Task instructions:
Every entry below must be repeated exactly; skip the pictures.

Dataset items
┏━━
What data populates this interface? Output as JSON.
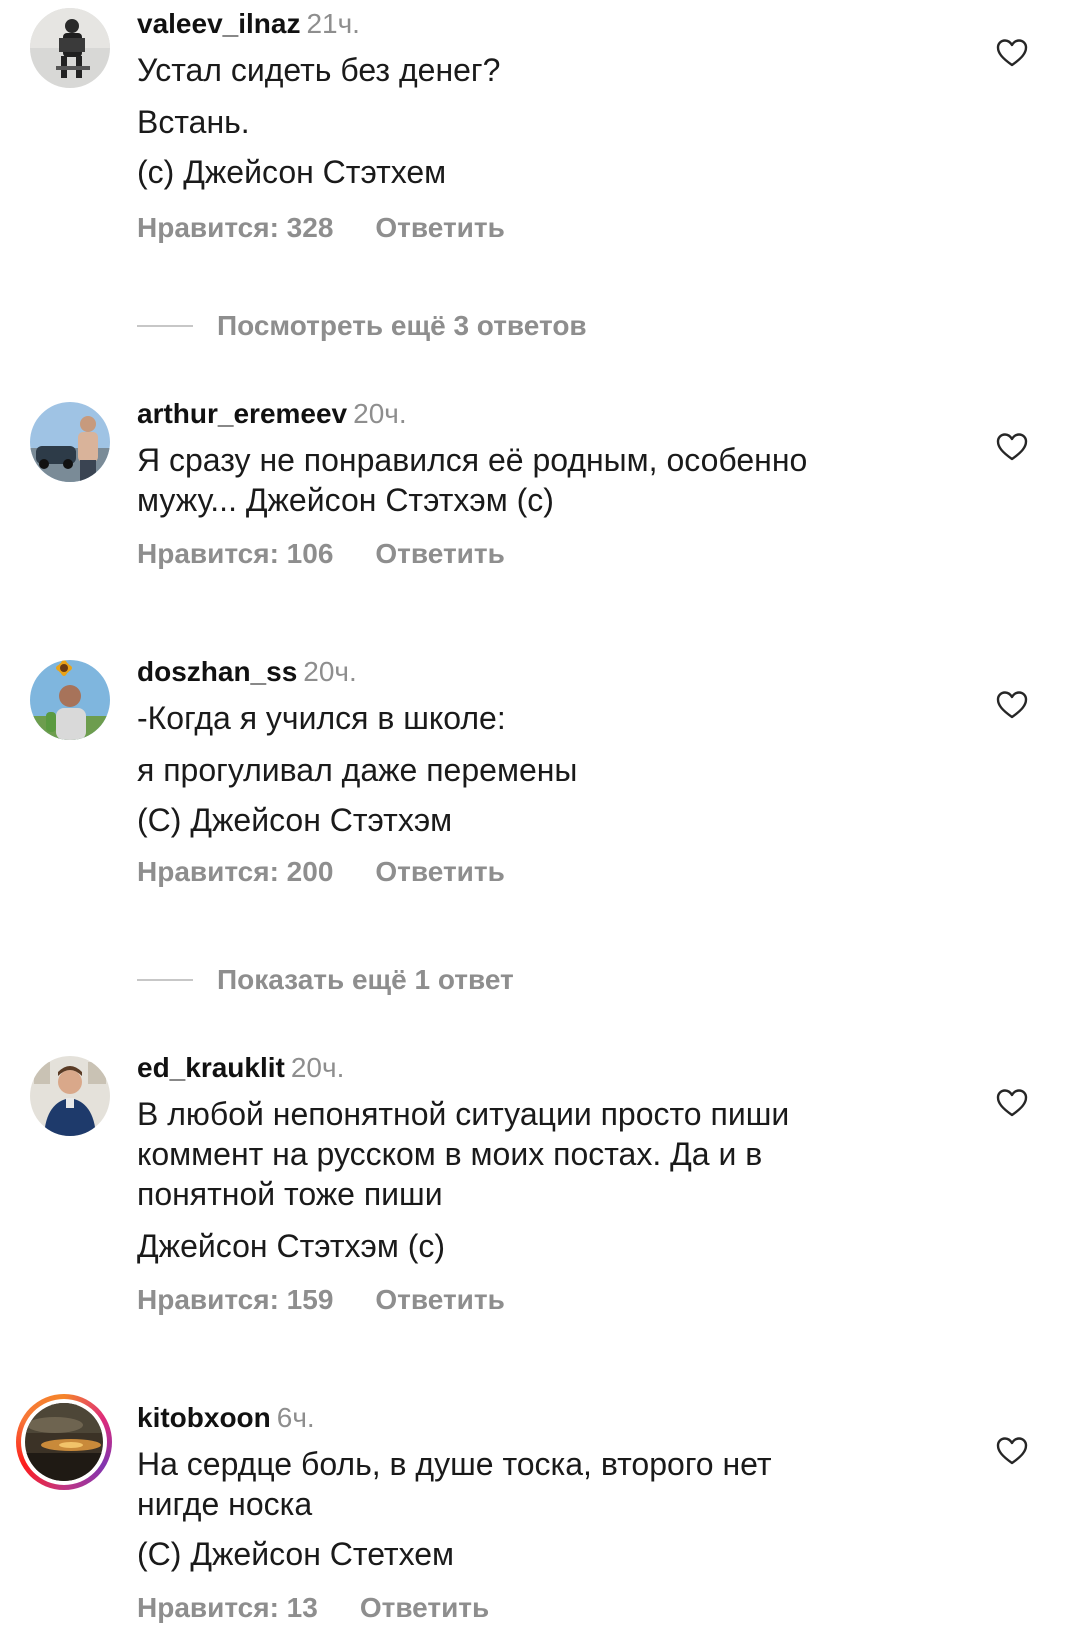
{
  "comments": [
    {
      "username": "valeev_ilnaz",
      "time": "21ч.",
      "lines": [
        "Устал сидеть без денег?",
        "Встань.",
        "(с) Джейсон Стэтхем"
      ],
      "likes_label": "Нравится: 328",
      "reply_label": "Ответить",
      "avatar_icon": "person-with-accordion-photo",
      "has_story_ring": false
    },
    {
      "username": "arthur_eremeev",
      "time": "20ч.",
      "lines": [
        "Я сразу не понравился её родным, особенно",
        "мужу... Джейсон Стэтхэм (с)"
      ],
      "likes_label": "Нравится: 106",
      "reply_label": "Ответить",
      "avatar_icon": "man-by-car-photo",
      "has_story_ring": false
    },
    {
      "username": "doszhan_ss",
      "time": "20ч.",
      "lines": [
        "-Когда я учился в школе:",
        "я прогуливал даже перемены",
        "(С) Джейсон Стэтхэм"
      ],
      "likes_label": "Нравится: 200",
      "reply_label": "Ответить",
      "avatar_icon": "man-with-sunflower-photo",
      "has_story_ring": false
    },
    {
      "username": "ed_krauklit",
      "time": "20ч.",
      "lines": [
        "В любой непонятной ситуации просто пиши",
        "коммент на русском в моих постах. Да и в",
        "понятной тоже пиши",
        "Джейсон Стэтхэм (с)"
      ],
      "likes_label": "Нравится: 159",
      "reply_label": "Ответить",
      "avatar_icon": "man-in-shirt-photo",
      "has_story_ring": false
    },
    {
      "username": "kitobxoon",
      "time": "6ч.",
      "lines": [
        "На сердце боль, в душе тоска, второго нет",
        "нигде носка",
        "(С) Джейсон Стетхем"
      ],
      "likes_label": "Нравится: 13",
      "reply_label": "Ответить",
      "avatar_icon": "sunset-clouds-photo",
      "has_story_ring": true
    }
  ],
  "reply_toggles": [
    {
      "label": "Посмотреть ещё 3 ответов"
    },
    {
      "label": "Показать ещё 1 ответ"
    }
  ],
  "colors": {
    "text": "#1a1a1a",
    "muted": "#8e8e8e",
    "rule": "#c7c7c7",
    "story_ring": "#dd2a7b"
  }
}
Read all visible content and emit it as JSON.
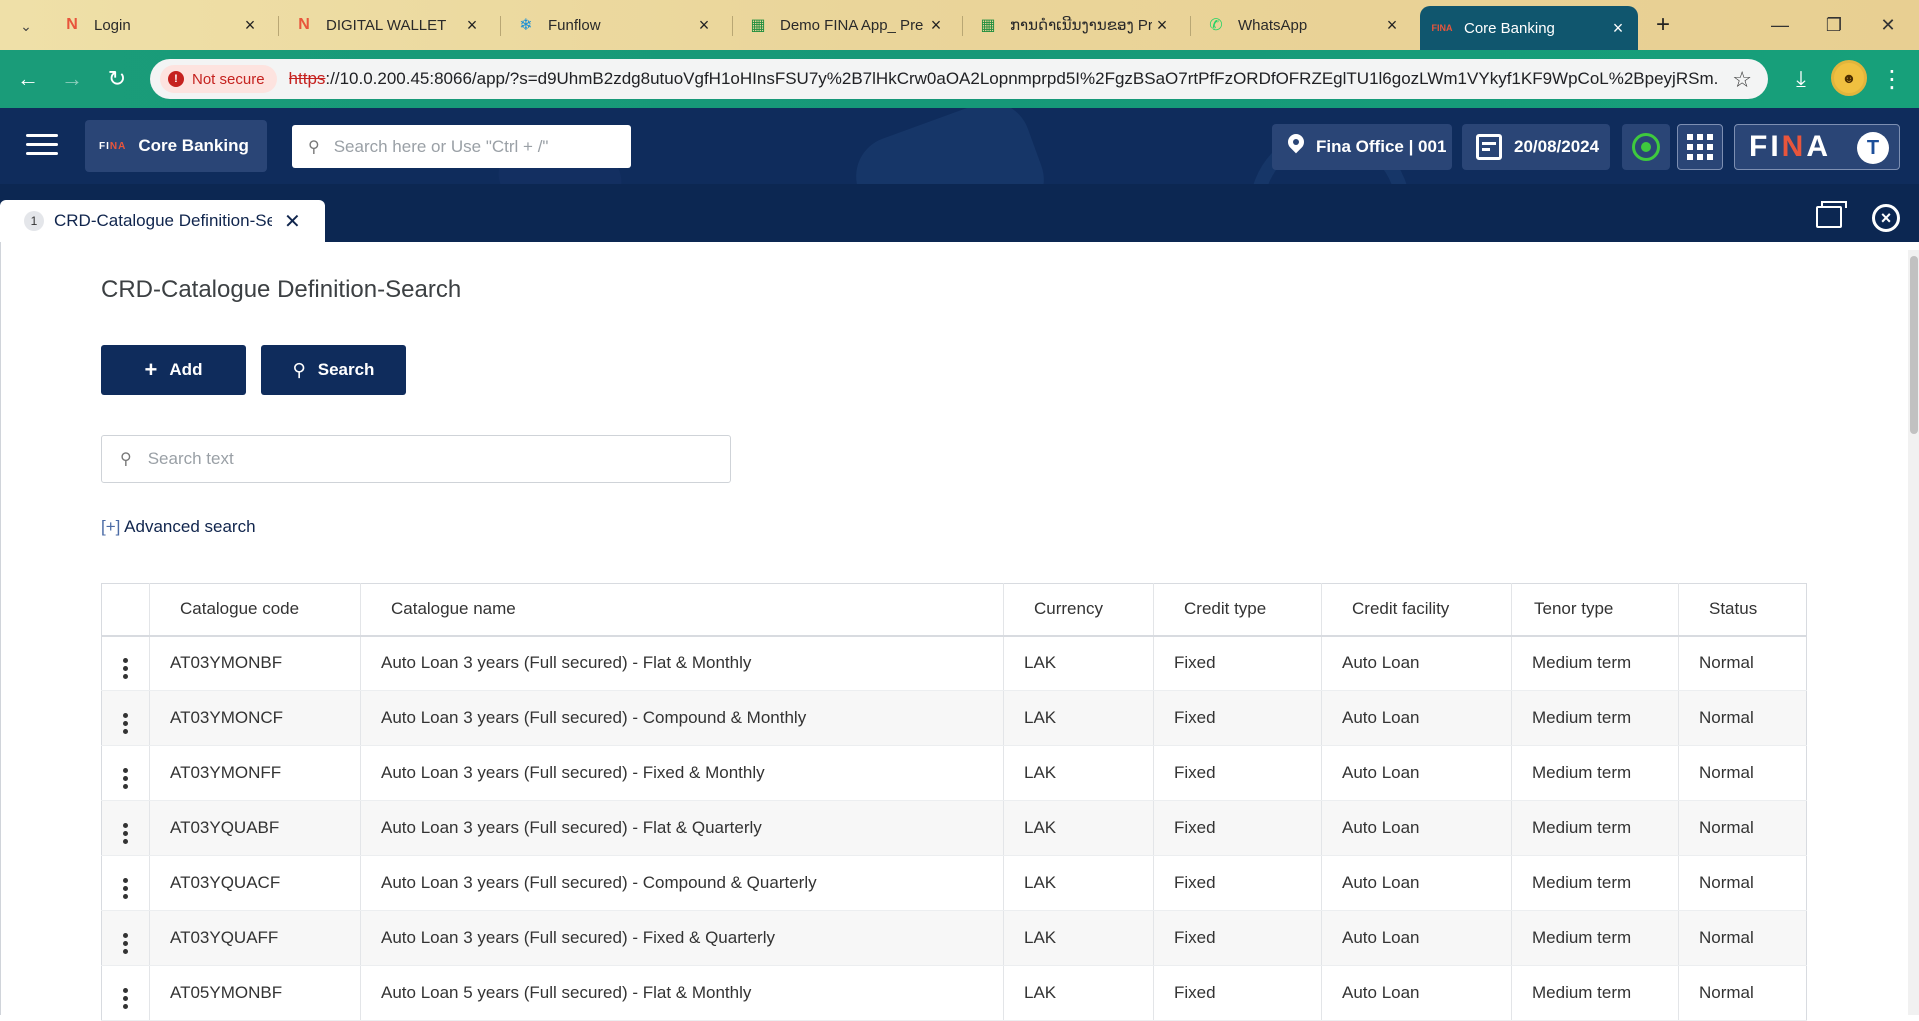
┗━━
Exercise output:
What data populates this interface? Output as JSON.
{
  "comments": [
    {
      "username": "valeev_ilnaz",
      "time": "21ч.",
      "lines": [
        "Устал сидеть без денег?",
        "Встань.",
        "(с) Джейсон Стэтхем"
      ],
      "likes_label": "Нравится: 328",
      "reply_label": "Ответить",
      "avatar_icon": "person-with-accordion-photo",
      "has_story_ring": false
    },
    {
      "username": "arthur_eremeev",
      "time": "20ч.",
      "lines": [
        "Я сразу не понравился её родным, особенно",
        "мужу... Джейсон Стэтхэм (с)"
      ],
      "likes_label": "Нравится: 106",
      "reply_label": "Ответить",
      "avatar_icon": "man-by-car-photo",
      "has_story_ring": false
    },
    {
      "username": "doszhan_ss",
      "time": "20ч.",
      "lines": [
        "-Когда я учился в школе:",
        "я прогуливал даже перемены",
        "(С) Джейсон Стэтхэм"
      ],
      "likes_label": "Нравится: 200",
      "reply_label": "Ответить",
      "avatar_icon": "man-with-sunflower-photo",
      "has_story_ring": false
    },
    {
      "username": "ed_krauklit",
      "time": "20ч.",
      "lines": [
        "В любой непонятной ситуации просто пиши",
        "коммент на русском в моих постах. Да и в",
        "понятной тоже пиши",
        "Джейсон Стэтхэм (с)"
      ],
      "likes_label": "Нравится: 159",
      "reply_label": "Ответить",
      "avatar_icon": "man-in-shirt-photo",
      "has_story_ring": false
    },
    {
      "username": "kitobxoon",
      "time": "6ч.",
      "lines": [
        "На сердце боль, в душе тоска, второго нет",
        "нигде носка",
        "(С) Джейсон Стетхем"
      ],
      "likes_label": "Нравится: 13",
      "reply_label": "Ответить",
      "avatar_icon": "sunset-clouds-photo",
      "has_story_ring": true
    }
  ],
  "reply_toggles": [
    {
      "label": "Посмотреть ещё 3 ответов"
    },
    {
      "label": "Показать ещё 1 ответ"
    }
  ],
  "colors": {
    "text": "#1a1a1a",
    "muted": "#8e8e8e",
    "rule": "#c7c7c7",
    "story_ring": "#dd2a7b"
  }
}
Read all visible content and emit it as JSON.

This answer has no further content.